Records from a collection of figures

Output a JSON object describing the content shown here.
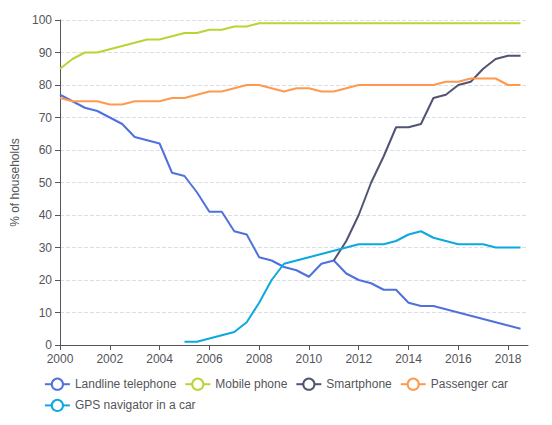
{
  "chart_data": {
    "type": "line",
    "ylabel": "% of households",
    "xlim": [
      2000,
      2018.8
    ],
    "ylim": [
      0,
      100
    ],
    "xticks": [
      2000,
      2002,
      2004,
      2006,
      2008,
      2010,
      2012,
      2014,
      2016,
      2018
    ],
    "yticks": [
      0,
      10,
      20,
      30,
      40,
      50,
      60,
      70,
      80,
      90,
      100
    ],
    "grid": true,
    "legend": "bottom",
    "series": [
      {
        "name": "Landline telephone",
        "x": [
          2000.0,
          2000.5,
          2001.0,
          2001.5,
          2002.0,
          2002.5,
          2003.0,
          2003.5,
          2004.0,
          2004.5,
          2005.0,
          2005.5,
          2006.0,
          2006.5,
          2007.0,
          2007.5,
          2008.0,
          2008.5,
          2009.0,
          2009.5,
          2010.0,
          2010.5,
          2011.0,
          2011.5,
          2012.0,
          2012.5,
          2013.0,
          2013.5,
          2014.0,
          2014.5,
          2015.0,
          2015.5,
          2016.0,
          2016.5,
          2017.0,
          2017.5,
          2018.0,
          2018.5
        ],
        "values": [
          77,
          75,
          73,
          72,
          70,
          68,
          64,
          63,
          62,
          53,
          52,
          47,
          41,
          41,
          35,
          34,
          27,
          26,
          24,
          23,
          21,
          25,
          26,
          22,
          20,
          19,
          17,
          17,
          13,
          12,
          12,
          11,
          10,
          9,
          8,
          7,
          6,
          5
        ]
      },
      {
        "name": "Mobile phone",
        "x": [
          2000.0,
          2000.5,
          2001.0,
          2001.5,
          2002.0,
          2002.5,
          2003.0,
          2003.5,
          2004.0,
          2004.5,
          2005.0,
          2005.5,
          2006.0,
          2006.5,
          2007.0,
          2007.5,
          2008.0,
          2008.5,
          2009.0,
          2009.5,
          2010.0,
          2010.5,
          2011.0,
          2011.5,
          2012.0,
          2012.5,
          2013.0,
          2013.5,
          2014.0,
          2014.5,
          2015.0,
          2015.5,
          2016.0,
          2016.5,
          2017.0,
          2017.5,
          2018.0,
          2018.5
        ],
        "values": [
          85,
          88,
          90,
          90,
          91,
          92,
          93,
          94,
          94,
          95,
          96,
          96,
          97,
          97,
          98,
          98,
          99,
          99,
          99,
          99,
          99,
          99,
          99,
          99,
          99,
          99,
          99,
          99,
          99,
          99,
          99,
          99,
          99,
          99,
          99,
          99,
          99,
          99
        ]
      },
      {
        "name": "Smartphone",
        "x": [
          2011.0,
          2011.5,
          2012.0,
          2012.5,
          2013.0,
          2013.5,
          2014.0,
          2014.5,
          2015.0,
          2015.5,
          2016.0,
          2016.5,
          2017.0,
          2017.5,
          2018.0,
          2018.5
        ],
        "values": [
          26,
          32,
          40,
          50,
          58,
          67,
          67,
          68,
          76,
          77,
          80,
          81,
          85,
          88,
          89,
          89
        ]
      },
      {
        "name": "Passenger car",
        "x": [
          2000.0,
          2000.5,
          2001.0,
          2001.5,
          2002.0,
          2002.5,
          2003.0,
          2003.5,
          2004.0,
          2004.5,
          2005.0,
          2005.5,
          2006.0,
          2006.5,
          2007.0,
          2007.5,
          2008.0,
          2008.5,
          2009.0,
          2009.5,
          2010.0,
          2010.5,
          2011.0,
          2011.5,
          2012.0,
          2012.5,
          2013.0,
          2013.5,
          2014.0,
          2014.5,
          2015.0,
          2015.5,
          2016.0,
          2016.5,
          2017.0,
          2017.5,
          2018.0,
          2018.5
        ],
        "values": [
          76,
          75,
          75,
          75,
          74,
          74,
          75,
          75,
          75,
          76,
          76,
          77,
          78,
          78,
          79,
          80,
          80,
          79,
          78,
          79,
          79,
          78,
          78,
          79,
          80,
          80,
          80,
          80,
          80,
          80,
          80,
          81,
          81,
          82,
          82,
          82,
          80,
          80
        ]
      },
      {
        "name": "GPS navigator in a car",
        "x": [
          2005.0,
          2005.5,
          2006.0,
          2006.5,
          2007.0,
          2007.5,
          2008.0,
          2008.5,
          2009.0,
          2009.5,
          2010.0,
          2010.5,
          2011.0,
          2011.5,
          2012.0,
          2012.5,
          2013.0,
          2013.5,
          2014.0,
          2014.5,
          2015.0,
          2015.5,
          2016.0,
          2016.5,
          2017.0,
          2017.5,
          2018.0,
          2018.5
        ],
        "values": [
          1,
          1,
          2,
          3,
          4,
          7,
          13,
          20,
          25,
          26,
          27,
          28,
          29,
          30,
          31,
          31,
          31,
          32,
          34,
          35,
          33,
          32,
          31,
          31,
          31,
          30,
          30,
          30
        ]
      }
    ]
  }
}
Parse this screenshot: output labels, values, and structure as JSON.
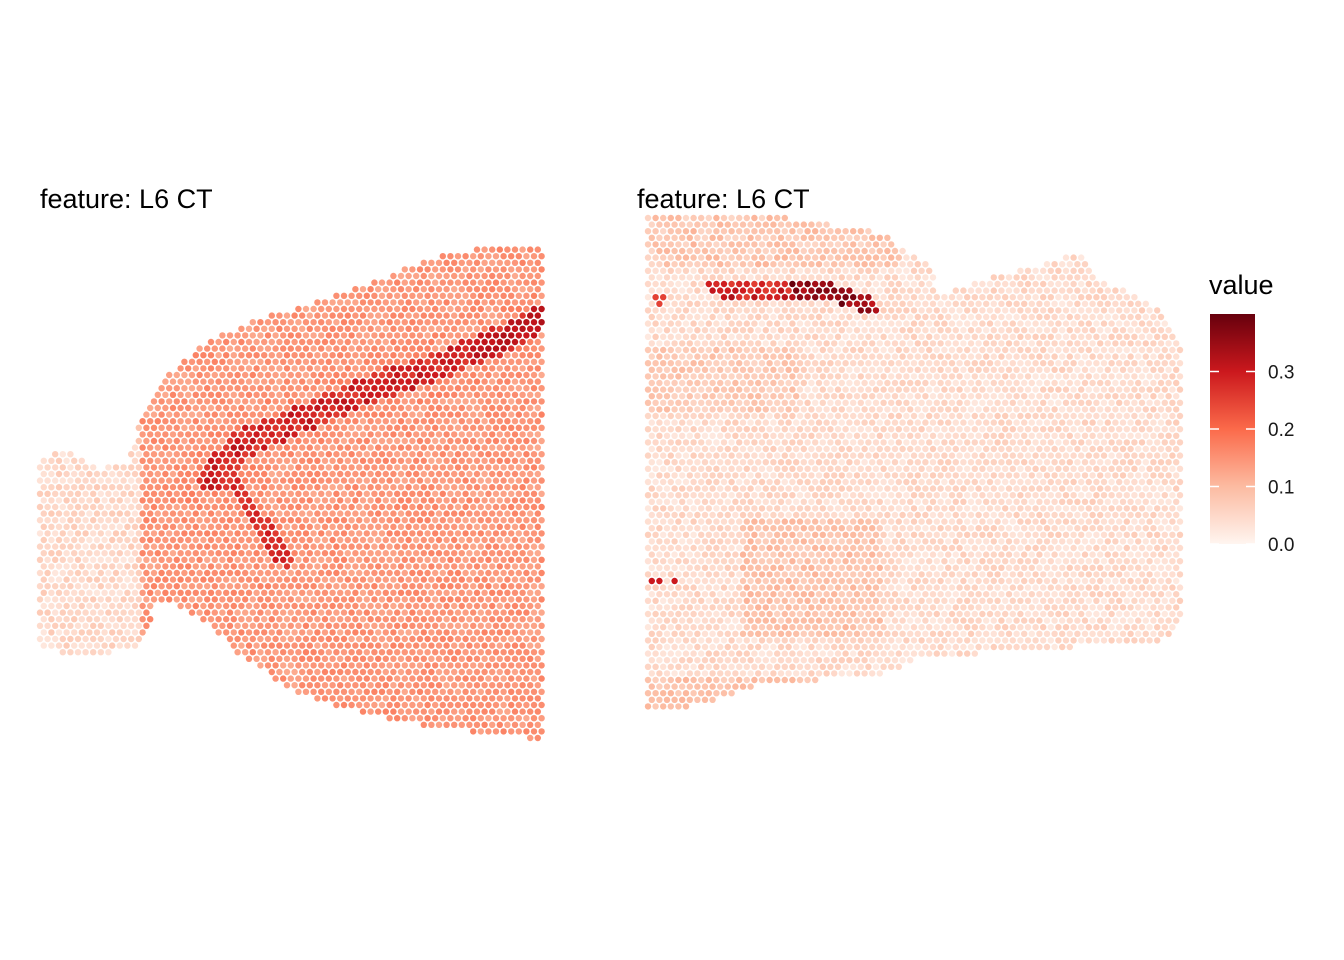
{
  "chart_data": [
    {
      "type": "scatter",
      "subtype": "spatial-spot-map",
      "title": "feature:  L6 CT",
      "value_range": [
        0,
        0.4
      ],
      "description_regions": [
        {
          "region": "background tissue",
          "value": 0.04
        },
        {
          "region": "mid layer",
          "value": 0.1
        },
        {
          "region": "cortical L6 band",
          "value": 0.25
        },
        {
          "region": "band peak",
          "value": 0.3
        }
      ]
    },
    {
      "type": "scatter",
      "subtype": "spatial-spot-map",
      "title": "feature:  L6 CT",
      "value_range": [
        0,
        0.4
      ],
      "description_regions": [
        {
          "region": "background tissue",
          "value": 0.02
        },
        {
          "region": "top band",
          "value": 0.25
        },
        {
          "region": "band peak",
          "value": 0.4
        },
        {
          "region": "isolated spots",
          "value": 0.3
        }
      ]
    }
  ],
  "legend": {
    "title": "value",
    "ticks": [
      "0.0",
      "0.1",
      "0.2",
      "0.3"
    ],
    "tick_values": [
      0,
      0.1,
      0.2,
      0.3
    ],
    "max": 0.4,
    "colors": [
      "#fff5f0",
      "#fcbba1",
      "#fb6a4a",
      "#cb181d",
      "#67000d"
    ]
  }
}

## Task description
Look through the records and count each line that holds "name". Write only the total.

## Final answer
5